[START OF Provided records]

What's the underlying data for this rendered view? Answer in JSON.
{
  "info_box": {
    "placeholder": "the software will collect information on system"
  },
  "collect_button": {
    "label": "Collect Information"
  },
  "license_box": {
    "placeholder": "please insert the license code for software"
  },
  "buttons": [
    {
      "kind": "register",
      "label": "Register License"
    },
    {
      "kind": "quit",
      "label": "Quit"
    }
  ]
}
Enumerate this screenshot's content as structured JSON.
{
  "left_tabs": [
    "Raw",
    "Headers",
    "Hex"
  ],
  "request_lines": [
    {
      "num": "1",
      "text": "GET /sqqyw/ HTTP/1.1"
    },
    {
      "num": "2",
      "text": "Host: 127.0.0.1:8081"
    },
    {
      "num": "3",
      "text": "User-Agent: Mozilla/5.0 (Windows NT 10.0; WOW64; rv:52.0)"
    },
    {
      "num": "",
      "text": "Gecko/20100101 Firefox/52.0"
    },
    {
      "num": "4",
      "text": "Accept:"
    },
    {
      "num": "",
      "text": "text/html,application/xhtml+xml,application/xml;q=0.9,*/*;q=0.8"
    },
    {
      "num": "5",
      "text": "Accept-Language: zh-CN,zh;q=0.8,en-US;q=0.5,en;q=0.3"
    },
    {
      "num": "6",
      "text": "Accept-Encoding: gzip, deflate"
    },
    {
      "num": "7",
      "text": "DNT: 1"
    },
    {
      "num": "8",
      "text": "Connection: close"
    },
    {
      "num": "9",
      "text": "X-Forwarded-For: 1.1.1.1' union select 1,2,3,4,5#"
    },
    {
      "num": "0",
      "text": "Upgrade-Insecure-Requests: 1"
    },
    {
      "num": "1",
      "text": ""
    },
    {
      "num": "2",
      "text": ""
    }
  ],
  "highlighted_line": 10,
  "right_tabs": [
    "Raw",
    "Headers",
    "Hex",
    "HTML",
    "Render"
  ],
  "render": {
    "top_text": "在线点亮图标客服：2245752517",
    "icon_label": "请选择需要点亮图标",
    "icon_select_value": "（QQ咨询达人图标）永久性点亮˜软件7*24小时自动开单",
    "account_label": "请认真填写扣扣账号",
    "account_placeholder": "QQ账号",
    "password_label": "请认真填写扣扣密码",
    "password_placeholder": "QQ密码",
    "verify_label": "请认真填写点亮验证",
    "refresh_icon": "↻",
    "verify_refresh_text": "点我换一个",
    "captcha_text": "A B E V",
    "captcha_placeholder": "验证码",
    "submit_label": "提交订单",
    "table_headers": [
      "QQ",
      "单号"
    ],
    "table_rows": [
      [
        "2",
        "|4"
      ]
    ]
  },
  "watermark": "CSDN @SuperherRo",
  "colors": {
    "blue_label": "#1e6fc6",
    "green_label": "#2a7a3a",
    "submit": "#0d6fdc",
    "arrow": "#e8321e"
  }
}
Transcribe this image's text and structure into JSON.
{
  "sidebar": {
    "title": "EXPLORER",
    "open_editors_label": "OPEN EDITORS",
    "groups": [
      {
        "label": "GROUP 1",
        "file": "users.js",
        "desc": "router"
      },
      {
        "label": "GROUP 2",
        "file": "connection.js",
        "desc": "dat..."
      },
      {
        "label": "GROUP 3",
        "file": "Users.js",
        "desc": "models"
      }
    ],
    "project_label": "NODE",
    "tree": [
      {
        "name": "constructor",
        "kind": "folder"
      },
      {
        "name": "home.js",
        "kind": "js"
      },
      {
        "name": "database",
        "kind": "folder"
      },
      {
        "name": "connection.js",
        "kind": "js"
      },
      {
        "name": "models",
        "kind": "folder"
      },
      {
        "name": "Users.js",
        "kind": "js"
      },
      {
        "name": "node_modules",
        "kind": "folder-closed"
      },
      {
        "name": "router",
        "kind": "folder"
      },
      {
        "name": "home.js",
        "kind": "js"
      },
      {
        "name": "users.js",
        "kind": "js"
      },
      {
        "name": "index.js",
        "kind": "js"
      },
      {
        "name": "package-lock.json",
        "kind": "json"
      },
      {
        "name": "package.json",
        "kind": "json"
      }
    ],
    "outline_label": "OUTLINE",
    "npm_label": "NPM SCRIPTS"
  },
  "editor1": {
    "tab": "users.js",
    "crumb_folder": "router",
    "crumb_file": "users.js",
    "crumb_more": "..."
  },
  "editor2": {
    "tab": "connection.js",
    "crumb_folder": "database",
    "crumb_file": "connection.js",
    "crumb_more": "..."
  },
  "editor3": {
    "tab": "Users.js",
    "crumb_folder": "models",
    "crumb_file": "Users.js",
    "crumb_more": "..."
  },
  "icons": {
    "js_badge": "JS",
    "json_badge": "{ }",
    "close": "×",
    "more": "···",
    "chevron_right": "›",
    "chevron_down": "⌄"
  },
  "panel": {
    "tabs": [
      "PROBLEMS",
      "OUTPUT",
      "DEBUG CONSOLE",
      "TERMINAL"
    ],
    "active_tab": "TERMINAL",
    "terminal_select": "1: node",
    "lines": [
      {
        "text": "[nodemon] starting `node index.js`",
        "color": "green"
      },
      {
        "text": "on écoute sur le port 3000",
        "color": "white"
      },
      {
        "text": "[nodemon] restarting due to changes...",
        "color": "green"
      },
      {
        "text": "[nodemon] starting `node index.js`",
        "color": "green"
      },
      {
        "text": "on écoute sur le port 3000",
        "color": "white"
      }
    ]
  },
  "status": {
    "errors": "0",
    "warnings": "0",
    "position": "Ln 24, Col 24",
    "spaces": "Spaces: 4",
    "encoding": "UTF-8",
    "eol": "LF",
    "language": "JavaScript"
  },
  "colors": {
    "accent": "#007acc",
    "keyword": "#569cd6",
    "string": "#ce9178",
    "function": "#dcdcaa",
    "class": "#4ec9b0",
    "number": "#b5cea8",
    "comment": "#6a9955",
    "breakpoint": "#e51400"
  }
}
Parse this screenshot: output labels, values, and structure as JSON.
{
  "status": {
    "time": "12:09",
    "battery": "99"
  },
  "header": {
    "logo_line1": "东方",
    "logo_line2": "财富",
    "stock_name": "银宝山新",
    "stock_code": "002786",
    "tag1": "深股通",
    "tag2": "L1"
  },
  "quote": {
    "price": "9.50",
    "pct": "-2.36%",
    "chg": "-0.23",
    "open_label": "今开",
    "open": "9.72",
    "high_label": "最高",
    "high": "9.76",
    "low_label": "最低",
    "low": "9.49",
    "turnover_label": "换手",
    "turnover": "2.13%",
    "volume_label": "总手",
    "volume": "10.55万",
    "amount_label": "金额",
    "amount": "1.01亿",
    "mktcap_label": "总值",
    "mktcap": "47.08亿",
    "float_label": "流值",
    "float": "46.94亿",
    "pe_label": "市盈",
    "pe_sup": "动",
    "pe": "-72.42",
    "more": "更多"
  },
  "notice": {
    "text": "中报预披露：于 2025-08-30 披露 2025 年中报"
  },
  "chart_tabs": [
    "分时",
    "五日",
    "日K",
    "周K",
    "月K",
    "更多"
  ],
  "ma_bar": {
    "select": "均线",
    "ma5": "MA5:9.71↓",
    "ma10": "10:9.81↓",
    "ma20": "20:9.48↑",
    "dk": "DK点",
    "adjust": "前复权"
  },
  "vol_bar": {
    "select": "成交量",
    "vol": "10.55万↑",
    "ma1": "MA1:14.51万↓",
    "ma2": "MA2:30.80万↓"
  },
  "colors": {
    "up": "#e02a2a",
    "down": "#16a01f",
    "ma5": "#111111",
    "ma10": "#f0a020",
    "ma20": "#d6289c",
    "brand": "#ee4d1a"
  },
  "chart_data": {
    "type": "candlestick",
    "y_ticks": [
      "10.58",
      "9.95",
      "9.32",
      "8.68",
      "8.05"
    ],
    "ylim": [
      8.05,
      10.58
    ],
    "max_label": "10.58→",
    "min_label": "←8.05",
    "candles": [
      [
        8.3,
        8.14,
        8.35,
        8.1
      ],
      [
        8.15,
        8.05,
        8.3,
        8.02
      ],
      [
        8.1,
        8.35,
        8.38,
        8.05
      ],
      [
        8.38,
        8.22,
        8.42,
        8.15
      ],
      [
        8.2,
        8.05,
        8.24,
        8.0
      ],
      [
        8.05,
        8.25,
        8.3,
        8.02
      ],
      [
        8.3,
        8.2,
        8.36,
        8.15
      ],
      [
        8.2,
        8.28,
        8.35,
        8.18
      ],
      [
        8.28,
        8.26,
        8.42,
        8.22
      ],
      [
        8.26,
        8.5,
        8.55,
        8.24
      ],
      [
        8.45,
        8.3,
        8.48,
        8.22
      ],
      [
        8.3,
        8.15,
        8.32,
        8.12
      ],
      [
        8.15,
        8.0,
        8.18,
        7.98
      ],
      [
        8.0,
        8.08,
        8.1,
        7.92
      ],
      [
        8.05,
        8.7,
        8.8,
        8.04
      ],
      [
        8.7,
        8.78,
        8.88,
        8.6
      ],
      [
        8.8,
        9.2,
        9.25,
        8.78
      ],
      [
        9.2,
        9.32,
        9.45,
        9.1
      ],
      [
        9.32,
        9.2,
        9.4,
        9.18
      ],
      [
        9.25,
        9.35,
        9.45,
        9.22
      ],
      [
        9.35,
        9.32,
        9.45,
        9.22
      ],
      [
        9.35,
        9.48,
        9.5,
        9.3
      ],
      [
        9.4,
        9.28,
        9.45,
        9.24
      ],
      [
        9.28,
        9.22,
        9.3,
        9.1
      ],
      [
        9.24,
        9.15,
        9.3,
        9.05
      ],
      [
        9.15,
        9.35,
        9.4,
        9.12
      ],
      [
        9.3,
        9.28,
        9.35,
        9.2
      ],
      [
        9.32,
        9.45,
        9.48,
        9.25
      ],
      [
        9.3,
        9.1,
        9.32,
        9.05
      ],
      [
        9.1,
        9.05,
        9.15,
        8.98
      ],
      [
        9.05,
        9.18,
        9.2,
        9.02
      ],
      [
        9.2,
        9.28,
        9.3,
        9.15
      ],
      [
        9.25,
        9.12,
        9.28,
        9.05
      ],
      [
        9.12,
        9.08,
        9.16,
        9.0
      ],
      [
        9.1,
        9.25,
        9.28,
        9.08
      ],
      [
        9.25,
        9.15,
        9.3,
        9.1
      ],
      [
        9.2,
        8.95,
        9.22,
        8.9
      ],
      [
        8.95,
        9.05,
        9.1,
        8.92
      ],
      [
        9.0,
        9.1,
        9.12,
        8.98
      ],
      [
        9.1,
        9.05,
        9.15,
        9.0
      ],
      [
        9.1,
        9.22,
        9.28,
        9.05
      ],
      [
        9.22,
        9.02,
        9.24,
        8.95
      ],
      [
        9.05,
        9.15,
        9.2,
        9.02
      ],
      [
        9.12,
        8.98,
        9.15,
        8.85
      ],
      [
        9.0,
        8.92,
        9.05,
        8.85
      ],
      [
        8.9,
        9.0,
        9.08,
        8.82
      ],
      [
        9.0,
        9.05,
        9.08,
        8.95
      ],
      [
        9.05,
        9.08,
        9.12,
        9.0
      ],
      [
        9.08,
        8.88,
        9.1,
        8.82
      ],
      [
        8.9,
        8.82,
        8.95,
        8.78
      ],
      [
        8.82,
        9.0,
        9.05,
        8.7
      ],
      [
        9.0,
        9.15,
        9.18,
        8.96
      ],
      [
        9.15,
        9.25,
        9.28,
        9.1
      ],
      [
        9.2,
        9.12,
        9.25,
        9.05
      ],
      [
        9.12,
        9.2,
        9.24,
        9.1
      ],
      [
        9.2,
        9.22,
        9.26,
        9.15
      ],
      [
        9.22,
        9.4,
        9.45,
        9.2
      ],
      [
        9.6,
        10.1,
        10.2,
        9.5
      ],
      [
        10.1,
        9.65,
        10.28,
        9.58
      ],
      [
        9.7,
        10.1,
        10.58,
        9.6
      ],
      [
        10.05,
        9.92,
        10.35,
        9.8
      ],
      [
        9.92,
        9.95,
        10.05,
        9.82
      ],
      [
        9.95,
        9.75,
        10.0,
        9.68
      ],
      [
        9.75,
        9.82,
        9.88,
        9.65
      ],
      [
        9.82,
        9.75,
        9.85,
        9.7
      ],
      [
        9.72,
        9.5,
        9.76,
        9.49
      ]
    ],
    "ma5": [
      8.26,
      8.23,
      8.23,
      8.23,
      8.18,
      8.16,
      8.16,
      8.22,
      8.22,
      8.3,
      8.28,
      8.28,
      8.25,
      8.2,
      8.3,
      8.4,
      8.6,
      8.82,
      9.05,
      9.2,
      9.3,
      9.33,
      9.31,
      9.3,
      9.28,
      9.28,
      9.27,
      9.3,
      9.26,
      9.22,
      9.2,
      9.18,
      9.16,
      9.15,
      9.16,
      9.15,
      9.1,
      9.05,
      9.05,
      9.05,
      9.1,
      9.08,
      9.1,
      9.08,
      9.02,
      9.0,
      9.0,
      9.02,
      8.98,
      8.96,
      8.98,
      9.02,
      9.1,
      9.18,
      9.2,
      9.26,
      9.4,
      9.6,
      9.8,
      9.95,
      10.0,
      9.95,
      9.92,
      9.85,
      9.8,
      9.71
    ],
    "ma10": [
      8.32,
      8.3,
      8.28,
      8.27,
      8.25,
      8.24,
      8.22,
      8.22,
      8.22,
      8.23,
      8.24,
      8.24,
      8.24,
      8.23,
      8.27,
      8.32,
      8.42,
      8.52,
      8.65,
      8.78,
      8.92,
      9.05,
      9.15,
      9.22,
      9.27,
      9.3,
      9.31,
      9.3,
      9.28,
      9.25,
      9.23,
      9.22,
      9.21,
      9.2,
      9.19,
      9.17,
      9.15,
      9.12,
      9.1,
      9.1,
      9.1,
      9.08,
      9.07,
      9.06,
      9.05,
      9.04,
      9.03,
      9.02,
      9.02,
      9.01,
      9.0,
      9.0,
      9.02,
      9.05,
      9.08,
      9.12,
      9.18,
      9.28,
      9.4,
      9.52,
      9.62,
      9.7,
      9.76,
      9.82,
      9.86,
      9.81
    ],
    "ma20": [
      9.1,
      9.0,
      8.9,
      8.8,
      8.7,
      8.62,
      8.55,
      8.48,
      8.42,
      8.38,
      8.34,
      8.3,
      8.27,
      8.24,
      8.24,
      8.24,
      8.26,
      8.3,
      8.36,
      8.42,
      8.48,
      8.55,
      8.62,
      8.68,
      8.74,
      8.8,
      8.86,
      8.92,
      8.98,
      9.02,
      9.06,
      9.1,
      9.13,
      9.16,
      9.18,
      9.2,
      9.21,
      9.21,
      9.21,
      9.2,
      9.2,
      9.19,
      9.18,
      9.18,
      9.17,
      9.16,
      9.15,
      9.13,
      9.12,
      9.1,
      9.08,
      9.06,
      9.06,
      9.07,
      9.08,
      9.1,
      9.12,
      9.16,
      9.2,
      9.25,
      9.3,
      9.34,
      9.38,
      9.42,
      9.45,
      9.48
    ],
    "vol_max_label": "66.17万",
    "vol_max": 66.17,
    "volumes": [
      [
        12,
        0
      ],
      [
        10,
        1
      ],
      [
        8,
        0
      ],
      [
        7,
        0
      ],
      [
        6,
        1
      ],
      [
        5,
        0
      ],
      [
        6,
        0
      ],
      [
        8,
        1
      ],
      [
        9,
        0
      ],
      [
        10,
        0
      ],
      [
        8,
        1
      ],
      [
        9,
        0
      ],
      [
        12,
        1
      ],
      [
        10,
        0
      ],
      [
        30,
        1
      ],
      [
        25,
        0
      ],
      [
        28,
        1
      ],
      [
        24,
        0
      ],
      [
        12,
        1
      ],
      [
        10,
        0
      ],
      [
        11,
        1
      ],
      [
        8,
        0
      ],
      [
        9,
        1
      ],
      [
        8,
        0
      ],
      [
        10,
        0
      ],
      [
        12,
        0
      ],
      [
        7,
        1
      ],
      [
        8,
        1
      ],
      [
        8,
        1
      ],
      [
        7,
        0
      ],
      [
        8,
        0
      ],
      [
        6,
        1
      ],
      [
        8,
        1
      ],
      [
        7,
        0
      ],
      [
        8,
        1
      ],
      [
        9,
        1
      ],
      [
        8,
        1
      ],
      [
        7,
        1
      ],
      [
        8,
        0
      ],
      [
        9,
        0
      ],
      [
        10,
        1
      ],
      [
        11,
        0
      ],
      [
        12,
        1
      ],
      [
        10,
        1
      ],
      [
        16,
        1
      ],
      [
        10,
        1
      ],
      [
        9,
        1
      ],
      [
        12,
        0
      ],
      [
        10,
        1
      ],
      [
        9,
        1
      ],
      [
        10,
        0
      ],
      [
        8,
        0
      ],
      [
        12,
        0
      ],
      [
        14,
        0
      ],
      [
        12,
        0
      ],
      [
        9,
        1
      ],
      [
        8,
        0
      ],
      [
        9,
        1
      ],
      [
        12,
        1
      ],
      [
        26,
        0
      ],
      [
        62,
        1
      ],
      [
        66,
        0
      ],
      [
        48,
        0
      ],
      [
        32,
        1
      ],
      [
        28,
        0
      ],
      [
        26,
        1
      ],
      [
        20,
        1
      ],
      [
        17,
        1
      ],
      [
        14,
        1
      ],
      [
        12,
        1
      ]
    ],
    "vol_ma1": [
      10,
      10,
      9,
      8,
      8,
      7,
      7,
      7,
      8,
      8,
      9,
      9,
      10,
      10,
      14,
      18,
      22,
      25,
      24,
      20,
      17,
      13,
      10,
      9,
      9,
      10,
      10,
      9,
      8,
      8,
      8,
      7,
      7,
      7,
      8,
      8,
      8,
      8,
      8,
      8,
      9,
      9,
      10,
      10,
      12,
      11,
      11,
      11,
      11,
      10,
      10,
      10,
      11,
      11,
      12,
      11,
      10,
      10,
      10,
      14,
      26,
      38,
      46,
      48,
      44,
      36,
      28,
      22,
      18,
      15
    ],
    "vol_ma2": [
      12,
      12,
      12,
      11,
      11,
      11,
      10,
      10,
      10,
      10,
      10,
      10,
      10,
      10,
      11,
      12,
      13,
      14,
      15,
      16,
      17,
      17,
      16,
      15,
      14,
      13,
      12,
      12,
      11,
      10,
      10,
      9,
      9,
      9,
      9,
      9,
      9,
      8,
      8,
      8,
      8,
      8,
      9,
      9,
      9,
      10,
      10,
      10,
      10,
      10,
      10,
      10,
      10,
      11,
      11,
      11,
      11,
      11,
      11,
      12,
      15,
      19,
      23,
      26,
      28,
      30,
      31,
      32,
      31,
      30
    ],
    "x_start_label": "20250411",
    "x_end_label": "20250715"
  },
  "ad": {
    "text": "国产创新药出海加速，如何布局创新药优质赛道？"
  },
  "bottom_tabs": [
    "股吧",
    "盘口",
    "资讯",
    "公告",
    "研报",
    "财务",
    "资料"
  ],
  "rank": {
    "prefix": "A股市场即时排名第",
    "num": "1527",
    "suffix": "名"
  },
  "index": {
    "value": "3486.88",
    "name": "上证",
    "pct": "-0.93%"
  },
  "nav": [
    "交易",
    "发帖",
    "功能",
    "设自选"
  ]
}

[END OF Provided records]

In the records above, locate the lines holding the word "this". Copy each of them.

Task answer:
What's the underlying data for this rendered view? Answer in JSON.
Enumerate this screenshot's content as structured JSON.
Transcribe this image's text and structure into JSON.
Parse this screenshot: output labels, values, and structure as JSON.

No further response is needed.